- Listing:
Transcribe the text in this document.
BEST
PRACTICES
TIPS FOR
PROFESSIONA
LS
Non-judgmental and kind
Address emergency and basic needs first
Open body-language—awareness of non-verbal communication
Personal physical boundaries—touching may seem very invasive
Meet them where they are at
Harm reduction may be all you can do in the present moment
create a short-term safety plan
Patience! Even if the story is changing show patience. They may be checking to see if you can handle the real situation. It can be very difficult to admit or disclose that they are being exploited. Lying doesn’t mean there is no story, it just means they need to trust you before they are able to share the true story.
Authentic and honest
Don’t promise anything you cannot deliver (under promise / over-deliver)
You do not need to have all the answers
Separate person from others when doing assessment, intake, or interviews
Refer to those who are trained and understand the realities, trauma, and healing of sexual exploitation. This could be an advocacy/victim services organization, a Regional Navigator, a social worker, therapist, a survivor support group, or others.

- Short task: Copy out each line of the data where the string "others" appears.

- Solution to this task:
Separate person from others when doing assessment, intake, or interviews
Refer to those who are trained and understand the realities, trauma, and healing of sexual exploitation. This could be an advocacy/victim services organization, a Regional Navigator, a social worker, therapist, a survivor support group, or others.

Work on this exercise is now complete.